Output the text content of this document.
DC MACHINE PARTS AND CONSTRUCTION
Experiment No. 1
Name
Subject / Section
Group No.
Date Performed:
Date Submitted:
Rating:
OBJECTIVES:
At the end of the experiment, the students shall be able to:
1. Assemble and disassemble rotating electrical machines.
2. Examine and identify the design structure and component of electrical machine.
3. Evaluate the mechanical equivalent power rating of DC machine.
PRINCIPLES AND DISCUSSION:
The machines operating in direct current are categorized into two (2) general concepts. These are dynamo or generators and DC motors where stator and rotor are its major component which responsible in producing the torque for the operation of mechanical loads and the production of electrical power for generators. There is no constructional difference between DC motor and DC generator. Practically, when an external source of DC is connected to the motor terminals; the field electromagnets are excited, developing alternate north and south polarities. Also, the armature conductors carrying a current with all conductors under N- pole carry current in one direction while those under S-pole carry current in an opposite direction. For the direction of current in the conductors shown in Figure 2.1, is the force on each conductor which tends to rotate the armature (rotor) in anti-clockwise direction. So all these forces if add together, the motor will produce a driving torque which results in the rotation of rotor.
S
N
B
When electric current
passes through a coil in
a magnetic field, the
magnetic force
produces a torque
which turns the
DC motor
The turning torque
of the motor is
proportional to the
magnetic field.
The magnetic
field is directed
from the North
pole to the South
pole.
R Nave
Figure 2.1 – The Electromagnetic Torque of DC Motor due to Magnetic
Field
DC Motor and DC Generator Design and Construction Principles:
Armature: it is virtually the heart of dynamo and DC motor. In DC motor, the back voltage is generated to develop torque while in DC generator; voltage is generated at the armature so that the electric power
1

————

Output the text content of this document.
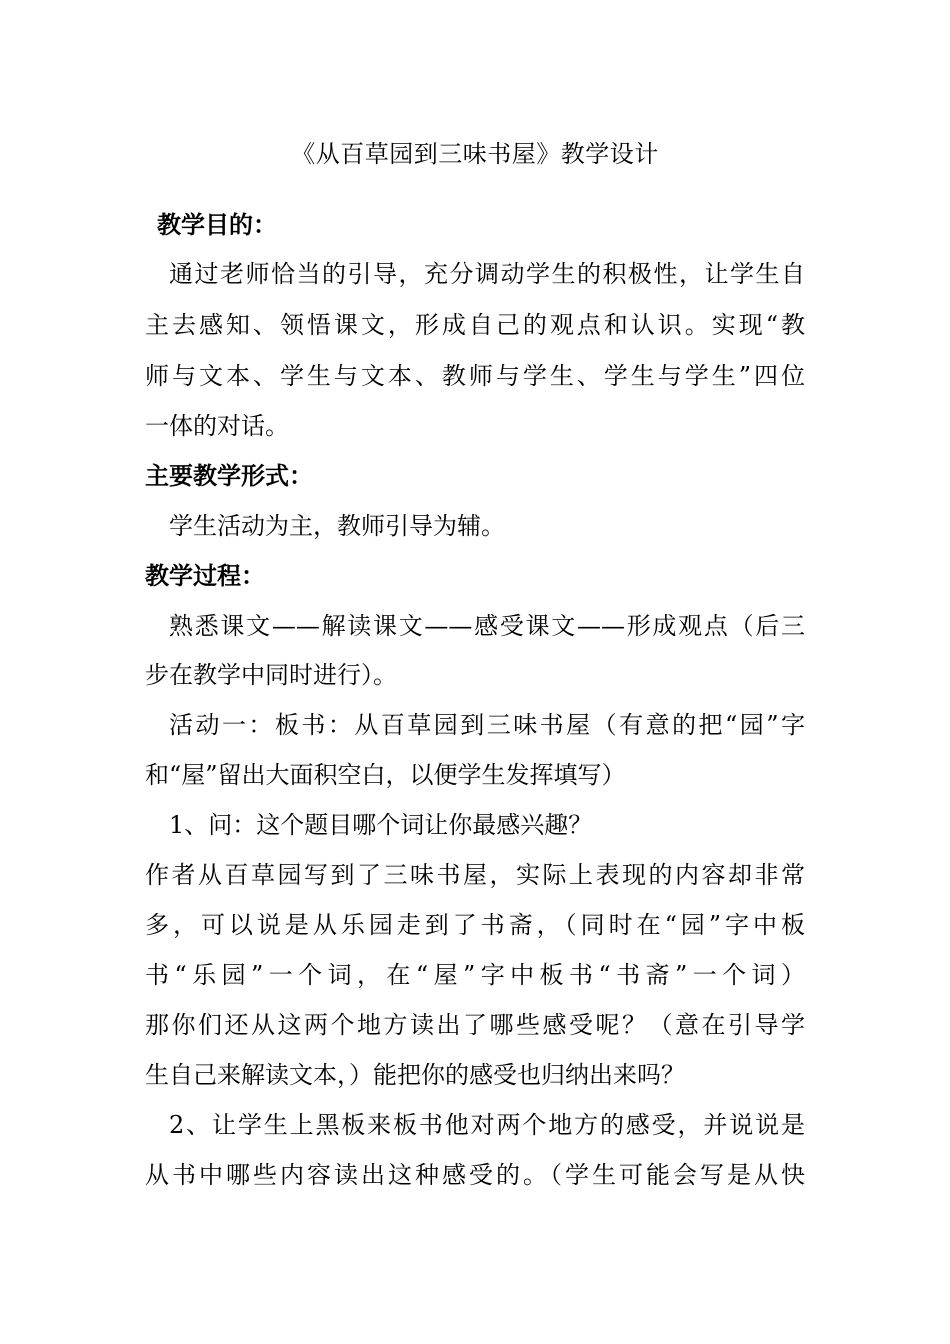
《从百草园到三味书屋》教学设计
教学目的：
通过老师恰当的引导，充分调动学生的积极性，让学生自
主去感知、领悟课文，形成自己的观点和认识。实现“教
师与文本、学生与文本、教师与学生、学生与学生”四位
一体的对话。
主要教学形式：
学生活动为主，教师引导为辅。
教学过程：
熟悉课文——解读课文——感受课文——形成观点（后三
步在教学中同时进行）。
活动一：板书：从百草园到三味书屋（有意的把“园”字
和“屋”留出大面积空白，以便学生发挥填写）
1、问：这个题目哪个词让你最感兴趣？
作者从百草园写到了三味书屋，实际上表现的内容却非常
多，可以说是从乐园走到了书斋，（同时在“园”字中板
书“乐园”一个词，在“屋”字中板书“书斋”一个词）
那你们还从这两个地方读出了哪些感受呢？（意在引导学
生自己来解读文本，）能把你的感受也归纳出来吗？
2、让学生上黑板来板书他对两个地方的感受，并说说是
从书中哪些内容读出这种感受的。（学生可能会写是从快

————

• **EXERCISE TASK**
Select and copy every line from the records that includes the word "从百草园到三味书屋".

• **RESPONSE**
《从百草园到三味书屋》教学设计
活动一：板书：从百草园到三味书屋（有意的把“园”字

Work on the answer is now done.